» INPUT:
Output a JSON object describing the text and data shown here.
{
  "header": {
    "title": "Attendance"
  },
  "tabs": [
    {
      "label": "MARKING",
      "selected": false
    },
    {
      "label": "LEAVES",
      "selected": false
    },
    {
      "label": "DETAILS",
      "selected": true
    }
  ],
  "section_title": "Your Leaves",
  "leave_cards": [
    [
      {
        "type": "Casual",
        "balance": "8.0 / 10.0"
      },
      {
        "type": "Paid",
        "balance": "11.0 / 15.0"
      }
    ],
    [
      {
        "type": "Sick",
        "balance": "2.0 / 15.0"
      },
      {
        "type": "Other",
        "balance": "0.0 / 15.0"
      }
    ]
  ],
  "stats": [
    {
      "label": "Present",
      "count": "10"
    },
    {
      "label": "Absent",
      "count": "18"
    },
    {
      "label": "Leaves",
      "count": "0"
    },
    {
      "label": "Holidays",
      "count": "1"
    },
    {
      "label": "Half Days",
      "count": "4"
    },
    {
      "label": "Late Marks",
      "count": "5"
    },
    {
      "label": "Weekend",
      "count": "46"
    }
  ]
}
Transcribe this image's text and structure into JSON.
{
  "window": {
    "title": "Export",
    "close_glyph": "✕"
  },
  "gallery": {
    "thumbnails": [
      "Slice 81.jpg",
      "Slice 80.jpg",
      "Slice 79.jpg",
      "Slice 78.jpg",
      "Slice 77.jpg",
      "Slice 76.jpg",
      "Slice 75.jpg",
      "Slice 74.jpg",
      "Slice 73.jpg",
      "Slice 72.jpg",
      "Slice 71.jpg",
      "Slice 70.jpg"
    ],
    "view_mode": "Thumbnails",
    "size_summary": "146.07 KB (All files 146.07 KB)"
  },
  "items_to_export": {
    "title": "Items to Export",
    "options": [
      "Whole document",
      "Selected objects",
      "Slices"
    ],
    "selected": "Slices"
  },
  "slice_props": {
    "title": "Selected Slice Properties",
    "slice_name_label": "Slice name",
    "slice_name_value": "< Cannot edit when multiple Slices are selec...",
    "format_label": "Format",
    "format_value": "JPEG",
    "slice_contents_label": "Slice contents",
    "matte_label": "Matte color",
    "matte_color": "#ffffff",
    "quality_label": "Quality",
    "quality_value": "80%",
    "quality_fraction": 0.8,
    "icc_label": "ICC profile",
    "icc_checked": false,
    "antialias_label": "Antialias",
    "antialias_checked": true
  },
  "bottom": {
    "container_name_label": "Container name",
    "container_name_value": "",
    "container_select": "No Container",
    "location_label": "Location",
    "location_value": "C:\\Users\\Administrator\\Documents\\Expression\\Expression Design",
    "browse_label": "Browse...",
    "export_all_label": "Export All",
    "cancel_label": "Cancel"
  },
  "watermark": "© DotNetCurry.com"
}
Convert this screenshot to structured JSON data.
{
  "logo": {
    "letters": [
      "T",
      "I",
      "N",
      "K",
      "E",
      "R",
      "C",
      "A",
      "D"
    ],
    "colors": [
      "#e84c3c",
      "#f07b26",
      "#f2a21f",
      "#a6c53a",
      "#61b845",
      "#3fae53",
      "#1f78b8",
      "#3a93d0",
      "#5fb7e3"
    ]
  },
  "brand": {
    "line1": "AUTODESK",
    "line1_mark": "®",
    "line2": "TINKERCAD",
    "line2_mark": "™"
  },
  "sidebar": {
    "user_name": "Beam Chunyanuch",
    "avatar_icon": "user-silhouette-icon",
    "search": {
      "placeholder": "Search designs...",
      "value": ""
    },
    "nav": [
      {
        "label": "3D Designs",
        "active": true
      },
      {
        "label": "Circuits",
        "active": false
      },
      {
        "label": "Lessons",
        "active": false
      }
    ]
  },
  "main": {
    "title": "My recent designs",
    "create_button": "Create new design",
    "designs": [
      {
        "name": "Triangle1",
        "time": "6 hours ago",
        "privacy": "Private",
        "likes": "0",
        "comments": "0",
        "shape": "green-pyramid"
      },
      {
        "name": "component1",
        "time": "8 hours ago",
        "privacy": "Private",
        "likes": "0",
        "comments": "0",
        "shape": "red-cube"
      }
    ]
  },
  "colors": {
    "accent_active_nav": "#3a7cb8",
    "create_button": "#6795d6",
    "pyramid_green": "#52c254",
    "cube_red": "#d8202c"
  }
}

» INSTRUCTION:
Return all of the data precisely as it appears.

» THE RESPONSE:
Output a JSON object describing the text and data shown here.
{
  "header": {
    "title": "Attendance"
  },
  "tabs": [
    {
      "label": "MARKING",
      "selected": false
    },
    {
      "label": "LEAVES",
      "selected": false
    },
    {
      "label": "DETAILS",
      "selected": true
    }
  ],
  "section_title": "Your Leaves",
  "leave_cards": [
    [
      {
        "type": "Casual",
        "balance": "8.0 / 10.0"
      },
      {
        "type": "Paid",
        "balance": "11.0 / 15.0"
      }
    ],
    [
      {
        "type": "Sick",
        "balance": "2.0 / 15.0"
      },
      {
        "type": "Other",
        "balance": "0.0 / 15.0"
      }
    ]
  ],
  "stats": [
    {
      "label": "Present",
      "count": "10"
    },
    {
      "label": "Absent",
      "count": "18"
    },
    {
      "label": "Leaves",
      "count": "0"
    },
    {
      "label": "Holidays",
      "count": "1"
    },
    {
      "label": "Half Days",
      "count": "4"
    },
    {
      "label": "Late Marks",
      "count": "5"
    },
    {
      "label": "Weekend",
      "count": "46"
    }
  ]
}
Transcribe this image's text and structure into JSON.
{
  "window": {
    "title": "Export",
    "close_glyph": "✕"
  },
  "gallery": {
    "thumbnails": [
      "Slice 81.jpg",
      "Slice 80.jpg",
      "Slice 79.jpg",
      "Slice 78.jpg",
      "Slice 77.jpg",
      "Slice 76.jpg",
      "Slice 75.jpg",
      "Slice 74.jpg",
      "Slice 73.jpg",
      "Slice 72.jpg",
      "Slice 71.jpg",
      "Slice 70.jpg"
    ],
    "view_mode": "Thumbnails",
    "size_summary": "146.07 KB (All files 146.07 KB)"
  },
  "items_to_export": {
    "title": "Items to Export",
    "options": [
      "Whole document",
      "Selected objects",
      "Slices"
    ],
    "selected": "Slices"
  },
  "slice_props": {
    "title": "Selected Slice Properties",
    "slice_name_label": "Slice name",
    "slice_name_value": "< Cannot edit when multiple Slices are selec...",
    "format_label": "Format",
    "format_value": "JPEG",
    "slice_contents_label": "Slice contents",
    "matte_label": "Matte color",
    "matte_color": "#ffffff",
    "quality_label": "Quality",
    "quality_value": "80%",
    "quality_fraction": 0.8,
    "icc_label": "ICC profile",
    "icc_checked": false,
    "antialias_label": "Antialias",
    "antialias_checked": true
  },
  "bottom": {
    "container_name_label": "Container name",
    "container_name_value": "",
    "container_select": "No Container",
    "location_label": "Location",
    "location_value": "C:\\Users\\Administrator\\Documents\\Expression\\Expression Design",
    "browse_label": "Browse...",
    "export_all_label": "Export All",
    "cancel_label": "Cancel"
  },
  "watermark": "© DotNetCurry.com"
}
Convert this screenshot to structured JSON data.
{
  "logo": {
    "letters": [
      "T",
      "I",
      "N",
      "K",
      "E",
      "R",
      "C",
      "A",
      "D"
    ],
    "colors": [
      "#e84c3c",
      "#f07b26",
      "#f2a21f",
      "#a6c53a",
      "#61b845",
      "#3fae53",
      "#1f78b8",
      "#3a93d0",
      "#5fb7e3"
    ]
  },
  "brand": {
    "line1": "AUTODESK",
    "line1_mark": "®",
    "line2": "TINKERCAD",
    "line2_mark": "™"
  },
  "sidebar": {
    "user_name": "Beam Chunyanuch",
    "avatar_icon": "user-silhouette-icon",
    "search": {
      "placeholder": "Search designs...",
      "value": ""
    },
    "nav": [
      {
        "label": "3D Designs",
        "active": true
      },
      {
        "label": "Circuits",
        "active": false
      },
      {
        "label": "Lessons",
        "active": false
      }
    ]
  },
  "main": {
    "title": "My recent designs",
    "create_button": "Create new design",
    "designs": [
      {
        "name": "Triangle1",
        "time": "6 hours ago",
        "privacy": "Private",
        "likes": "0",
        "comments": "0",
        "shape": "green-pyramid"
      },
      {
        "name": "component1",
        "time": "8 hours ago",
        "privacy": "Private",
        "likes": "0",
        "comments": "0",
        "shape": "red-cube"
      }
    ]
  },
  "colors": {
    "accent_active_nav": "#3a7cb8",
    "create_button": "#6795d6",
    "pyramid_green": "#52c254",
    "cube_red": "#d8202c"
  }
}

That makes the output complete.